(Saved data entries)
------------------------

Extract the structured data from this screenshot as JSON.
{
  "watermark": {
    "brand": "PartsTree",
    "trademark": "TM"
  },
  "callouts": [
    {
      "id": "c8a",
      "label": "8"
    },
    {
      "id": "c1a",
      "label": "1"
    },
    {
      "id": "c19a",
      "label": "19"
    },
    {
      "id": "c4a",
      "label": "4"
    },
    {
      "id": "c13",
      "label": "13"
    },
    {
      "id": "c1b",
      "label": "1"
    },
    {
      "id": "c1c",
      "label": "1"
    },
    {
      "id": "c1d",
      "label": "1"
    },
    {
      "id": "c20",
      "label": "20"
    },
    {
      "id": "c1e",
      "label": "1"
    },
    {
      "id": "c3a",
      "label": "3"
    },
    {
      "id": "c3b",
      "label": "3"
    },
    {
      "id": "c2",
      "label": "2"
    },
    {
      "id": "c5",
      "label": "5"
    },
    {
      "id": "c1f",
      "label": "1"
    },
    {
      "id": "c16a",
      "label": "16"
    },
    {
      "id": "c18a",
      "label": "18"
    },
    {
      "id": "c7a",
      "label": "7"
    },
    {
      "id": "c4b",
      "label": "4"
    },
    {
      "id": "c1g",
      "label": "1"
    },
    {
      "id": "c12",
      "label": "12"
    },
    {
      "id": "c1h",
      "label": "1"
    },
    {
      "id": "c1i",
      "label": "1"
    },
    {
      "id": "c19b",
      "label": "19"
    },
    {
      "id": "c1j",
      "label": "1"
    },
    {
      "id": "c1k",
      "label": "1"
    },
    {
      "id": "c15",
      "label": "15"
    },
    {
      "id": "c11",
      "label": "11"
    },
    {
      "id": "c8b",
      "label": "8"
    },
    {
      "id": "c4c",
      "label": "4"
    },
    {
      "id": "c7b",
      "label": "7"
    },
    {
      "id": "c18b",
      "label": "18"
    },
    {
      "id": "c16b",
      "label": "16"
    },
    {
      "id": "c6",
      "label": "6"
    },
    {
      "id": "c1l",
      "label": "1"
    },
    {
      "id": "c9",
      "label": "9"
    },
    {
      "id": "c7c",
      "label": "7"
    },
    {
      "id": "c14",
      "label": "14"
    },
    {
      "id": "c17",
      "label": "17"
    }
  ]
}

------------------------

Exercise prompt → Each line of the material should be duplicated exactly, please.

Task output →
Extract the structured data from this screenshot as JSON.
{
  "watermark": {
    "brand": "PartsTree",
    "trademark": "TM"
  },
  "callouts": [
    {
      "id": "c8a",
      "label": "8"
    },
    {
      "id": "c1a",
      "label": "1"
    },
    {
      "id": "c19a",
      "label": "19"
    },
    {
      "id": "c4a",
      "label": "4"
    },
    {
      "id": "c13",
      "label": "13"
    },
    {
      "id": "c1b",
      "label": "1"
    },
    {
      "id": "c1c",
      "label": "1"
    },
    {
      "id": "c1d",
      "label": "1"
    },
    {
      "id": "c20",
      "label": "20"
    },
    {
      "id": "c1e",
      "label": "1"
    },
    {
      "id": "c3a",
      "label": "3"
    },
    {
      "id": "c3b",
      "label": "3"
    },
    {
      "id": "c2",
      "label": "2"
    },
    {
      "id": "c5",
      "label": "5"
    },
    {
      "id": "c1f",
      "label": "1"
    },
    {
      "id": "c16a",
      "label": "16"
    },
    {
      "id": "c18a",
      "label": "18"
    },
    {
      "id": "c7a",
      "label": "7"
    },
    {
      "id": "c4b",
      "label": "4"
    },
    {
      "id": "c1g",
      "label": "1"
    },
    {
      "id": "c12",
      "label": "12"
    },
    {
      "id": "c1h",
      "label": "1"
    },
    {
      "id": "c1i",
      "label": "1"
    },
    {
      "id": "c19b",
      "label": "19"
    },
    {
      "id": "c1j",
      "label": "1"
    },
    {
      "id": "c1k",
      "label": "1"
    },
    {
      "id": "c15",
      "label": "15"
    },
    {
      "id": "c11",
      "label": "11"
    },
    {
      "id": "c8b",
      "label": "8"
    },
    {
      "id": "c4c",
      "label": "4"
    },
    {
      "id": "c7b",
      "label": "7"
    },
    {
      "id": "c18b",
      "label": "18"
    },
    {
      "id": "c16b",
      "label": "16"
    },
    {
      "id": "c6",
      "label": "6"
    },
    {
      "id": "c1l",
      "label": "1"
    },
    {
      "id": "c9",
      "label": "9"
    },
    {
      "id": "c7c",
      "label": "7"
    },
    {
      "id": "c14",
      "label": "14"
    },
    {
      "id": "c17",
      "label": "17"
    }
  ]
}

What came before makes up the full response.